*WRITTEN EXERCISE:* Copy each line below that includes "Gottes".

*STORED RECORDS:*
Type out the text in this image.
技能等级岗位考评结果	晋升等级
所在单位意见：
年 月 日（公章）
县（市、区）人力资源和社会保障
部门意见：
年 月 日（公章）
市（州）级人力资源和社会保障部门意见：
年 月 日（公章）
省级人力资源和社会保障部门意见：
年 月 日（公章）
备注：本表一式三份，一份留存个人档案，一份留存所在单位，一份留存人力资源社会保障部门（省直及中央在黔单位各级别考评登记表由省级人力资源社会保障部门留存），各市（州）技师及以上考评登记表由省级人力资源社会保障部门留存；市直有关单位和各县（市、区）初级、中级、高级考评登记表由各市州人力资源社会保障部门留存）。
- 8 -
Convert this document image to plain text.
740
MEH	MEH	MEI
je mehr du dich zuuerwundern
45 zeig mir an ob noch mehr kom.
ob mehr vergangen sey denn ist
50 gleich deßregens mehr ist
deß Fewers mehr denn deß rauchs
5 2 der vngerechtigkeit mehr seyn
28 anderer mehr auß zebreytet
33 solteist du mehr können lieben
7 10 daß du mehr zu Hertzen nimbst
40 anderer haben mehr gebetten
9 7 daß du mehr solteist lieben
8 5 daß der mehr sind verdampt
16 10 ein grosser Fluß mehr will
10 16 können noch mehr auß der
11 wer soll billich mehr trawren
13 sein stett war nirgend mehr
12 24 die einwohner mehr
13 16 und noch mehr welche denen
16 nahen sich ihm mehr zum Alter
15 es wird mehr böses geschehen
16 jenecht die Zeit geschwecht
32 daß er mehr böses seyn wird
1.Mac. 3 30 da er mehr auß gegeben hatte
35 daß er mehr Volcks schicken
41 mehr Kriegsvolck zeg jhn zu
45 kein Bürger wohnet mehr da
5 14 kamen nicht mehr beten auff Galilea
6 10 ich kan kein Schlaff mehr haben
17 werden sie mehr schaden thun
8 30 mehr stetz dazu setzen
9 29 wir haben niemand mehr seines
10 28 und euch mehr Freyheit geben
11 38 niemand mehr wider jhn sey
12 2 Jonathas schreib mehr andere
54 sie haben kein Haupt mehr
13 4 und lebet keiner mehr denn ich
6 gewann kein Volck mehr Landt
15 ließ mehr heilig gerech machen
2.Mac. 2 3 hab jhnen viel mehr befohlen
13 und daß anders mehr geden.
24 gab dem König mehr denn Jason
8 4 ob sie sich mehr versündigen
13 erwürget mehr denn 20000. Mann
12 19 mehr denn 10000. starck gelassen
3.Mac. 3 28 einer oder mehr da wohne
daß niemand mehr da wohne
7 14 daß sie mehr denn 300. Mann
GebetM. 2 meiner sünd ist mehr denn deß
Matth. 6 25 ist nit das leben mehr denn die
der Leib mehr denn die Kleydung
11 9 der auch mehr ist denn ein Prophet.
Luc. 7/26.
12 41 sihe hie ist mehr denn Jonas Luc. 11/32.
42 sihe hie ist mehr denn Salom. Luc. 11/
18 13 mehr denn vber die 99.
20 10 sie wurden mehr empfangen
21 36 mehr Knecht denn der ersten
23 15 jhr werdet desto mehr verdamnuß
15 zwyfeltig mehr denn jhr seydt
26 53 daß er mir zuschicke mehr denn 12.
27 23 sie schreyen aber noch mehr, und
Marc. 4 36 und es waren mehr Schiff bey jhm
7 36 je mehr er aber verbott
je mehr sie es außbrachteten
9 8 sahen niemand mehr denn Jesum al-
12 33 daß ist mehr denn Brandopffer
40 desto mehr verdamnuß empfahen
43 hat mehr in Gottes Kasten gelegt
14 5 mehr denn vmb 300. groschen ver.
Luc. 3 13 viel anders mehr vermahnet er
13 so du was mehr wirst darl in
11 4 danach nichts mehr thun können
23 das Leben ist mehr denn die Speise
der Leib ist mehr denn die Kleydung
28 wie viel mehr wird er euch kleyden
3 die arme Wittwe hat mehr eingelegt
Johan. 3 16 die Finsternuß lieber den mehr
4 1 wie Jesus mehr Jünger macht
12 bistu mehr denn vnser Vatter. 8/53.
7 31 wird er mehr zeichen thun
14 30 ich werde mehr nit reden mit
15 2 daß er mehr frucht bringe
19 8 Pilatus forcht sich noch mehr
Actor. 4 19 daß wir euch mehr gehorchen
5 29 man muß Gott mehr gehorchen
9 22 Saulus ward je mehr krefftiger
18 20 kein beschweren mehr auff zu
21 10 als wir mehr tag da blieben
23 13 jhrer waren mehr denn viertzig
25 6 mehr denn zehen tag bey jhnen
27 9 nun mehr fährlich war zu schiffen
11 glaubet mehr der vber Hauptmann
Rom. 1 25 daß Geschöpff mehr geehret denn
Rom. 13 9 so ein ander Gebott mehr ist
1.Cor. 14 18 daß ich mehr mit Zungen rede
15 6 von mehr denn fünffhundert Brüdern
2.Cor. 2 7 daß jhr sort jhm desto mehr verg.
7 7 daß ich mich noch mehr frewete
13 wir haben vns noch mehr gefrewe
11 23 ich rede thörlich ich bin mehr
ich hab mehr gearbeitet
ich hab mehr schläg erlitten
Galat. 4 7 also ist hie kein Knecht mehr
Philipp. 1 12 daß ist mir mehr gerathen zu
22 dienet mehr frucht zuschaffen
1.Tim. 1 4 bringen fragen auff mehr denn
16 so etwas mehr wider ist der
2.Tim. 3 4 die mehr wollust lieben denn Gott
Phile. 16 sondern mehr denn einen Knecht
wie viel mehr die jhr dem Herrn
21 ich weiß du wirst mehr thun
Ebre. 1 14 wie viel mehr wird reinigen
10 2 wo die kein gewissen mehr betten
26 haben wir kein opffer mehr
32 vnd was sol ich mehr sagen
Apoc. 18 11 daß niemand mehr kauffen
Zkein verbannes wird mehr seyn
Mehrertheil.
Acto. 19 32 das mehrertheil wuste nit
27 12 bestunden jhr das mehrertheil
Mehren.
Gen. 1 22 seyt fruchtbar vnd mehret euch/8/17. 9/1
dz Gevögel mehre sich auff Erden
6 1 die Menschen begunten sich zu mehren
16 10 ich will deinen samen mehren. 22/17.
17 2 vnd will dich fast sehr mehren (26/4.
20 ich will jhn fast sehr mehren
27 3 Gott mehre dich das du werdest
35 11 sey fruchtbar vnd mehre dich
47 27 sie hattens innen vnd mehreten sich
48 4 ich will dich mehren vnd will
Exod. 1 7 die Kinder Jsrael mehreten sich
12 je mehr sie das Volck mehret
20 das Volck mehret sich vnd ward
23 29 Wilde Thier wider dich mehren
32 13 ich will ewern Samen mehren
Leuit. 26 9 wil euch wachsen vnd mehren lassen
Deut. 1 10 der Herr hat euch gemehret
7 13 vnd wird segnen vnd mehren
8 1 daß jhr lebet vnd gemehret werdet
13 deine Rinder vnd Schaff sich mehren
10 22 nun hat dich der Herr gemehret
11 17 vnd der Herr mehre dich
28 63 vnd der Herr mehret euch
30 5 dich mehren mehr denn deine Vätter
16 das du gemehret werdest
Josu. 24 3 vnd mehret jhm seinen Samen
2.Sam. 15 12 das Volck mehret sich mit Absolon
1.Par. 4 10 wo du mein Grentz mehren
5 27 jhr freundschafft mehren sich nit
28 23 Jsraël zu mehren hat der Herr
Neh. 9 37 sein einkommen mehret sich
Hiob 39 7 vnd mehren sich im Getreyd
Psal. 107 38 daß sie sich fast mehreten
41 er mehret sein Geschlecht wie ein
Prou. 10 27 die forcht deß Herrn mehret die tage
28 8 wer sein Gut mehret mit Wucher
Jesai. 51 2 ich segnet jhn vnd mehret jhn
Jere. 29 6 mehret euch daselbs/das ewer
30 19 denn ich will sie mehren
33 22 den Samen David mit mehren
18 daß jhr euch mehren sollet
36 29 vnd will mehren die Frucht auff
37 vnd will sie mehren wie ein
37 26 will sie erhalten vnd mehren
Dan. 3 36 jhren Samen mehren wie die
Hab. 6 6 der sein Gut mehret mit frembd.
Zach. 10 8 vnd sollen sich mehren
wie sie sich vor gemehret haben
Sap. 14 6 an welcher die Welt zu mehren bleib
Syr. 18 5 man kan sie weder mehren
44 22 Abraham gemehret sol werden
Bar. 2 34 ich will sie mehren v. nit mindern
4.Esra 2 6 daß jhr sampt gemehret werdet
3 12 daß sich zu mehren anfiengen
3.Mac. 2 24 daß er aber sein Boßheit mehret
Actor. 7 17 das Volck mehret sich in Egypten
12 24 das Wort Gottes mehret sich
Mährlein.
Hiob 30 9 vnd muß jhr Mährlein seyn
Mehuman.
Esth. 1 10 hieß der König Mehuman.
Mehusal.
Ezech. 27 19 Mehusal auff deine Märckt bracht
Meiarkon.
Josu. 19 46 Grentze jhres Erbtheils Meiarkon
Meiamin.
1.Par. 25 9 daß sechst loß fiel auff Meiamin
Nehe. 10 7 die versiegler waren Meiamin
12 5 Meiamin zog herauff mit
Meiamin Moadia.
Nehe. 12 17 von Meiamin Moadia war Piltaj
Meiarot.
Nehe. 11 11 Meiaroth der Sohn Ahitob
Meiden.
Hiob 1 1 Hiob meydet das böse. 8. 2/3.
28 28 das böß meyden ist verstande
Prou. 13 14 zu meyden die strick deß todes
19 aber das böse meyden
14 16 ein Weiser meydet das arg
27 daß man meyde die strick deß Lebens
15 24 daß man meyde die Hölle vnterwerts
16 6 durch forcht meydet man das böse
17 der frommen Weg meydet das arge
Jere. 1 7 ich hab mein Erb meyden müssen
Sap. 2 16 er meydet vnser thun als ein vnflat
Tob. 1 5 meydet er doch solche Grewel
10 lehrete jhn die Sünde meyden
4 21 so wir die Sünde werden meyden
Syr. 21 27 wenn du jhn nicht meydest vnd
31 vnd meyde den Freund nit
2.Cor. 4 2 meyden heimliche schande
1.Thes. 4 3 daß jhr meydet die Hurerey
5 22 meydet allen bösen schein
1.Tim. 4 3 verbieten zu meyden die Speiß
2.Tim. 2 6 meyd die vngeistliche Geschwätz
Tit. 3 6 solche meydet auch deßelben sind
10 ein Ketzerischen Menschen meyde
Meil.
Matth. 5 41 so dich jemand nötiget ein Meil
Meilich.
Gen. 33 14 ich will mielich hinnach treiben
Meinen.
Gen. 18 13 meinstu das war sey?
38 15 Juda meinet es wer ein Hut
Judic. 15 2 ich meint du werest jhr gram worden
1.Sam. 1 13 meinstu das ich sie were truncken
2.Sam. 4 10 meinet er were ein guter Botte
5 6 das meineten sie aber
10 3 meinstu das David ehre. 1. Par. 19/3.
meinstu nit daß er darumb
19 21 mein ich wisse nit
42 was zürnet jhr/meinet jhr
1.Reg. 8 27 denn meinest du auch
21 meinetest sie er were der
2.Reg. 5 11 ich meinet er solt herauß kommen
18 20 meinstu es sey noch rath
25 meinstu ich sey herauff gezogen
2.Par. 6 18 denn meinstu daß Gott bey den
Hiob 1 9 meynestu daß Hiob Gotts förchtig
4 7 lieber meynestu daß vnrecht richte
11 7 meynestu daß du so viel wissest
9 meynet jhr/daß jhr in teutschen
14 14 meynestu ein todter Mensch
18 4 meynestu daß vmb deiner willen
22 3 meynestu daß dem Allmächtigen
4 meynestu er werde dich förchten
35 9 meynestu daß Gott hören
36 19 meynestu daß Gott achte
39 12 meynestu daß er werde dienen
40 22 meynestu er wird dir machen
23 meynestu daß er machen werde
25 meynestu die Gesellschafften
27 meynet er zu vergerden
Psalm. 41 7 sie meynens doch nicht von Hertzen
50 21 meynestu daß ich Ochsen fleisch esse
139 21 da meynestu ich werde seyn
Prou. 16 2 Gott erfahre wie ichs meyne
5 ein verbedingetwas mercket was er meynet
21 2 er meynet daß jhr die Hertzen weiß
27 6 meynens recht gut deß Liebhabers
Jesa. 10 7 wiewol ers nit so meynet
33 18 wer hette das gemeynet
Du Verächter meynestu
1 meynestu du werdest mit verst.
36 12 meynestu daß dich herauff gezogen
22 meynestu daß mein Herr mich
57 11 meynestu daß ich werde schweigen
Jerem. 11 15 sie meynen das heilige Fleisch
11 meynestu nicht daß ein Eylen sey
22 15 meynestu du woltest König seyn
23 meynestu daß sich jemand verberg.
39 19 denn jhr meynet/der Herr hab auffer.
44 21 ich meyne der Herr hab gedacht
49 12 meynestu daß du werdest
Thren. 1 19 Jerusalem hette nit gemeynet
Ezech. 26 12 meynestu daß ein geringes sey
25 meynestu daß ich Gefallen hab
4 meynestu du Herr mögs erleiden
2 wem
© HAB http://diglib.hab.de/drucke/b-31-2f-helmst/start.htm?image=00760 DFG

*SOLUTION FOR THIS PROBLEM:*
43 hat mehr in Gottes Kasten gelegt
12 24 das Wort Gottes mehret sich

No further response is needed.